▶ What is needed: Check the listing below line by line and report how many lines hold "name", with no other words.
***** Records for the exercise *****
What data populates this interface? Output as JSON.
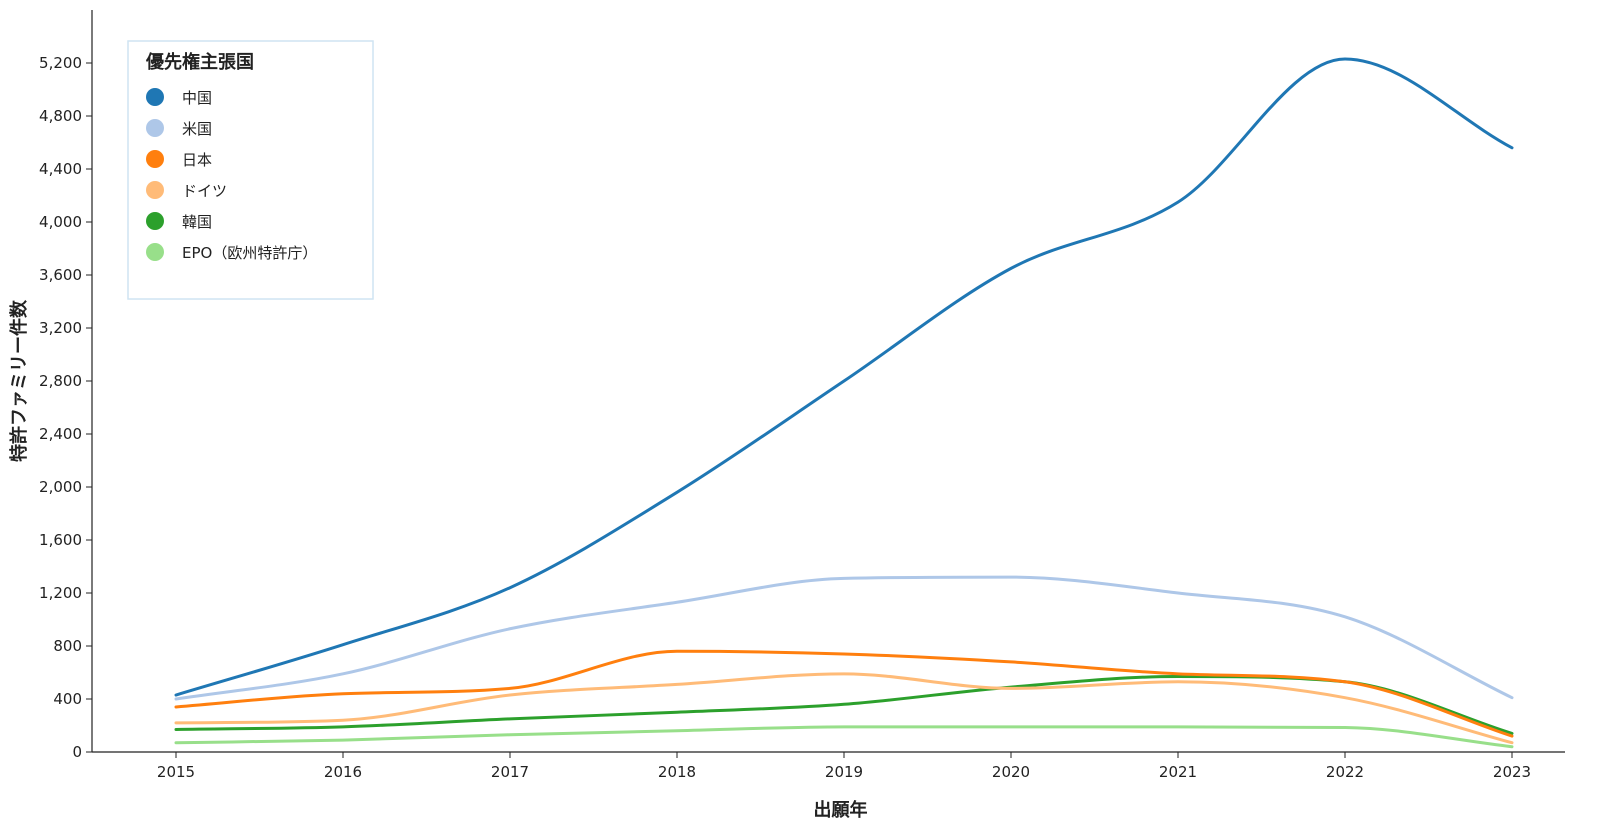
{
  "chart_data": {
    "type": "line",
    "xlabel": "出願年",
    "ylabel": "特許ファミリー件数",
    "x": [
      2015,
      2016,
      2017,
      2018,
      2019,
      2020,
      2021,
      2022,
      2023
    ],
    "xticks": [
      "2015",
      "2016",
      "2017",
      "2018",
      "2019",
      "2020",
      "2021",
      "2022",
      "2023"
    ],
    "ylim": [
      0,
      5600
    ],
    "yticks": [
      "0",
      "400",
      "800",
      "1,200",
      "1,600",
      "2,000",
      "2,400",
      "2,800",
      "3,200",
      "3,600",
      "4,000",
      "4,400",
      "4,800",
      "5,200"
    ],
    "grid": false,
    "legend": {
      "title": "優先権主張国",
      "placement": "top-left"
    },
    "series": [
      {
        "name": "中国",
        "color": "#1f77b4",
        "values": [
          430,
          810,
          1240,
          1960,
          2800,
          3650,
          4150,
          5230,
          4560
        ]
      },
      {
        "name": "米国",
        "color": "#aec7e8",
        "values": [
          400,
          590,
          930,
          1130,
          1310,
          1320,
          1200,
          1020,
          410
        ]
      },
      {
        "name": "日本",
        "color": "#ff7f0e",
        "values": [
          340,
          440,
          480,
          760,
          740,
          680,
          590,
          530,
          120
        ]
      },
      {
        "name": "ドイツ",
        "color": "#ffbb78",
        "values": [
          220,
          240,
          430,
          510,
          590,
          480,
          530,
          410,
          70
        ]
      },
      {
        "name": "韓国",
        "color": "#2ca02c",
        "values": [
          170,
          190,
          250,
          300,
          360,
          490,
          570,
          530,
          140
        ]
      },
      {
        "name": "EPO（欧州特許庁）",
        "color": "#98df8a",
        "values": [
          70,
          90,
          130,
          160,
          190,
          190,
          190,
          185,
          40
        ]
      }
    ]
  }
}
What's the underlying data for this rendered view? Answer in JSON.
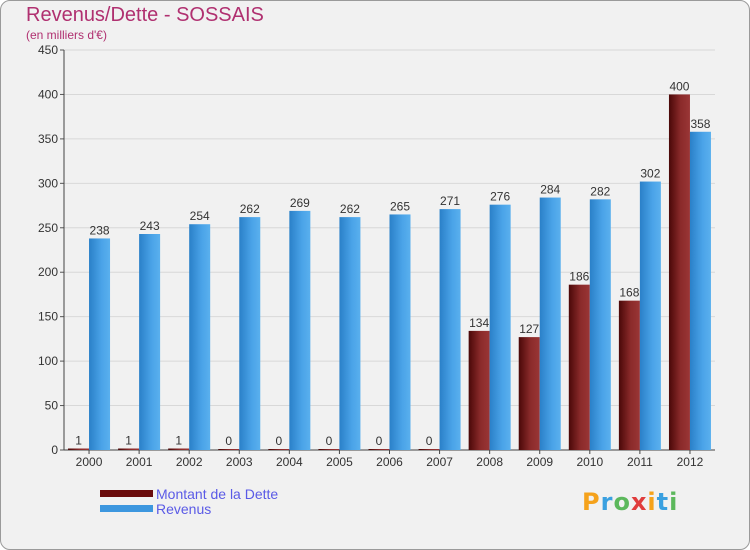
{
  "header": {
    "title": "Revenus/Dette - SOSSAIS",
    "subtitle": "(en milliers d'€)"
  },
  "logo": {
    "letters": [
      "P",
      "r",
      "o",
      "x",
      "i",
      "t",
      "i"
    ],
    "colors": [
      "#f5a21b",
      "#3aa0e0",
      "#5cb85c",
      "#e03c3c",
      "#f5a21b",
      "#3aa0e0",
      "#5cb85c"
    ]
  },
  "chart_data": {
    "type": "bar",
    "categories": [
      "2000",
      "2001",
      "2002",
      "2003",
      "2004",
      "2005",
      "2006",
      "2007",
      "2008",
      "2009",
      "2010",
      "2011",
      "2012"
    ],
    "series": [
      {
        "name": "Montant de la Dette",
        "color": "#7a1a1a",
        "values": [
          1,
          1,
          1,
          0,
          0,
          0,
          0,
          0,
          134,
          127,
          186,
          168,
          400
        ]
      },
      {
        "name": "Revenus",
        "color": "#3d97df",
        "values": [
          238,
          243,
          254,
          262,
          269,
          262,
          265,
          271,
          276,
          284,
          282,
          302,
          358
        ]
      }
    ],
    "ylim": [
      0,
      450
    ],
    "yticks": [
      0,
      50,
      100,
      150,
      200,
      250,
      300,
      350,
      400,
      450
    ],
    "grid": true,
    "legend": "bottom-left"
  }
}
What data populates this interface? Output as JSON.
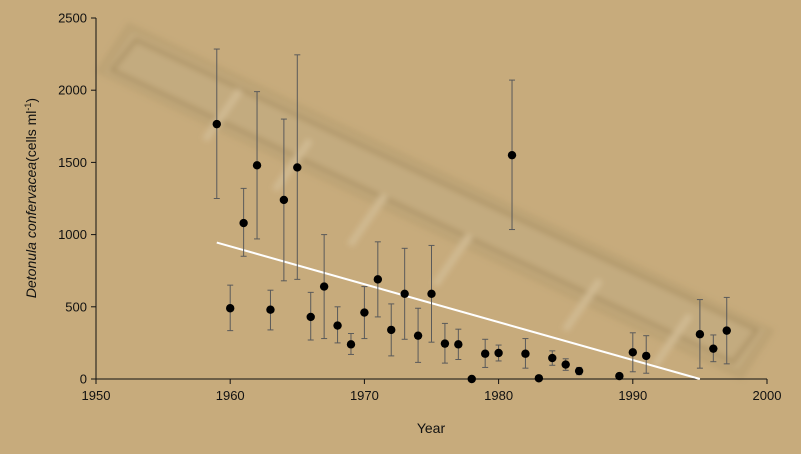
{
  "colors": {
    "background": "#c7ab7c",
    "points": "#000000",
    "error_bars": "#5a5a5a",
    "trend_line": "#ffffff"
  },
  "chart_data": {
    "type": "scatter",
    "title": "",
    "xlabel": "Year",
    "ylabel_italic": "Detonula confervacea",
    "ylabel_units": "(cells ml",
    "ylabel_sup": "-1",
    "ylabel_close": ")",
    "xlim": [
      1950,
      2000
    ],
    "ylim": [
      0,
      2500
    ],
    "x_ticks": [
      "1950",
      "1960",
      "1970",
      "1980",
      "1990",
      "2000"
    ],
    "y_ticks": [
      "0",
      "500",
      "1000",
      "1500",
      "2000",
      "2500"
    ],
    "grid": false,
    "legend": "none",
    "background_image": "diatom-chain-micrograph",
    "series": [
      {
        "points": [
          {
            "x": 1959,
            "y": 1765,
            "lo": 1250,
            "hi": 2285
          },
          {
            "x": 1960,
            "y": 490,
            "lo": 335,
            "hi": 650
          },
          {
            "x": 1961,
            "y": 1080,
            "lo": 850,
            "hi": 1320
          },
          {
            "x": 1962,
            "y": 1480,
            "lo": 970,
            "hi": 1990
          },
          {
            "x": 1963,
            "y": 480,
            "lo": 340,
            "hi": 615
          },
          {
            "x": 1964,
            "y": 1240,
            "lo": 680,
            "hi": 1800
          },
          {
            "x": 1965,
            "y": 1465,
            "lo": 690,
            "hi": 2245
          },
          {
            "x": 1966,
            "y": 430,
            "lo": 270,
            "hi": 600
          },
          {
            "x": 1967,
            "y": 640,
            "lo": 280,
            "hi": 1000
          },
          {
            "x": 1968,
            "y": 370,
            "lo": 250,
            "hi": 500
          },
          {
            "x": 1969,
            "y": 240,
            "lo": 170,
            "hi": 315
          },
          {
            "x": 1970,
            "y": 460,
            "lo": 280,
            "hi": 640
          },
          {
            "x": 1971,
            "y": 690,
            "lo": 430,
            "hi": 950
          },
          {
            "x": 1972,
            "y": 340,
            "lo": 160,
            "hi": 520
          },
          {
            "x": 1973,
            "y": 590,
            "lo": 275,
            "hi": 905
          },
          {
            "x": 1974,
            "y": 300,
            "lo": 115,
            "hi": 490
          },
          {
            "x": 1975,
            "y": 590,
            "lo": 255,
            "hi": 925
          },
          {
            "x": 1976,
            "y": 245,
            "lo": 110,
            "hi": 385
          },
          {
            "x": 1977,
            "y": 240,
            "lo": 135,
            "hi": 345
          },
          {
            "x": 1978,
            "y": 0,
            "lo": 0,
            "hi": 0
          },
          {
            "x": 1979,
            "y": 175,
            "lo": 80,
            "hi": 275
          },
          {
            "x": 1980,
            "y": 180,
            "lo": 125,
            "hi": 235
          },
          {
            "x": 1981,
            "y": 1550,
            "lo": 1035,
            "hi": 2070
          },
          {
            "x": 1982,
            "y": 175,
            "lo": 75,
            "hi": 280
          },
          {
            "x": 1983,
            "y": 5,
            "lo": 0,
            "hi": 15
          },
          {
            "x": 1984,
            "y": 145,
            "lo": 95,
            "hi": 195
          },
          {
            "x": 1985,
            "y": 100,
            "lo": 60,
            "hi": 140
          },
          {
            "x": 1986,
            "y": 55,
            "lo": 30,
            "hi": 80
          },
          {
            "x": 1989,
            "y": 20,
            "lo": 10,
            "hi": 30
          },
          {
            "x": 1990,
            "y": 185,
            "lo": 50,
            "hi": 320
          },
          {
            "x": 1991,
            "y": 160,
            "lo": 40,
            "hi": 300
          },
          {
            "x": 1995,
            "y": 310,
            "lo": 75,
            "hi": 550
          },
          {
            "x": 1996,
            "y": 210,
            "lo": 120,
            "hi": 305
          },
          {
            "x": 1997,
            "y": 335,
            "lo": 105,
            "hi": 565
          }
        ]
      }
    ],
    "trend_line": {
      "x": [
        1959,
        1995
      ],
      "y": [
        945,
        0
      ]
    }
  }
}
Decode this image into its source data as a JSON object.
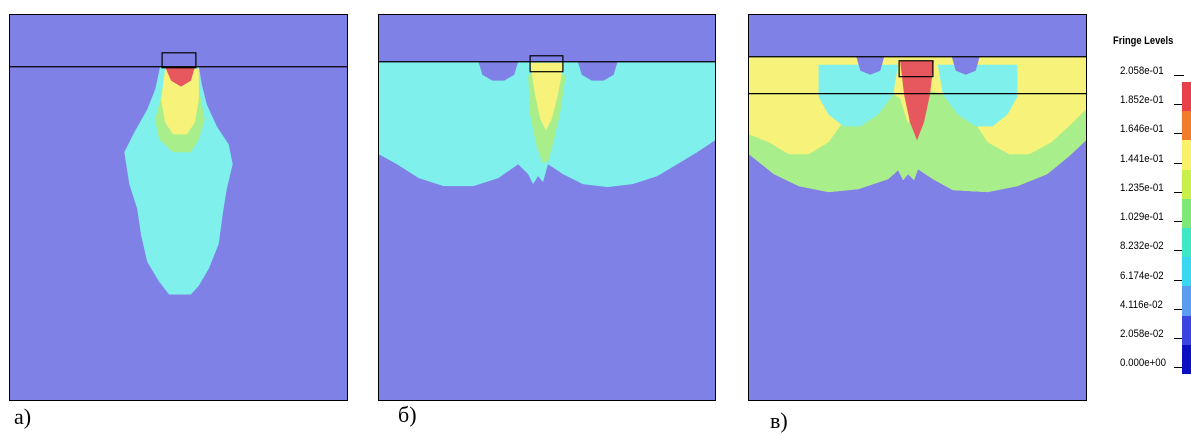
{
  "panels": [
    {
      "label": "a)"
    },
    {
      "label": "б)"
    },
    {
      "label": "в)"
    }
  ],
  "legend": {
    "title": "Fringe Levels",
    "levels": [
      "2.058e-01",
      "1.852e-01",
      "1.646e-01",
      "1.441e-01",
      "1.235e-01",
      "1.029e-01",
      "8.232e-02",
      "6.174e-02",
      "4.116e-02",
      "2.058e-02",
      "0.000e+00"
    ],
    "colors": [
      "#e8404a",
      "#f07c2c",
      "#fbf06a",
      "#c9f04a",
      "#7ee878",
      "#3ee8c4",
      "#3ad8f0",
      "#5a9cf0",
      "#3a44e0",
      "#0a10c0"
    ]
  },
  "colors": {
    "background_field": "#7f81e6",
    "cyan_field": "#7ff0ec",
    "yellow_field": "#f6f27a",
    "green_field": "#a8ee8a",
    "red_field": "#e7585e"
  }
}
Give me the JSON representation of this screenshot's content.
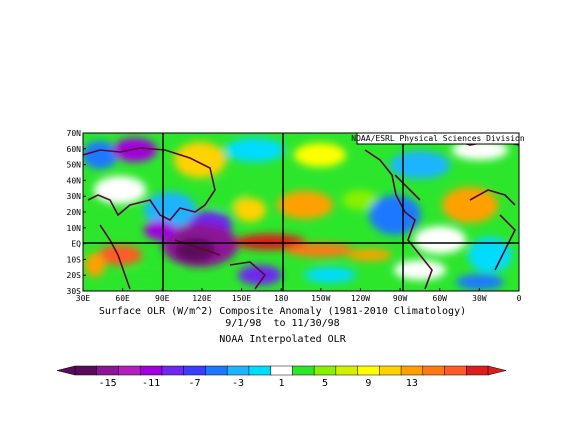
*****
▶ Result: 8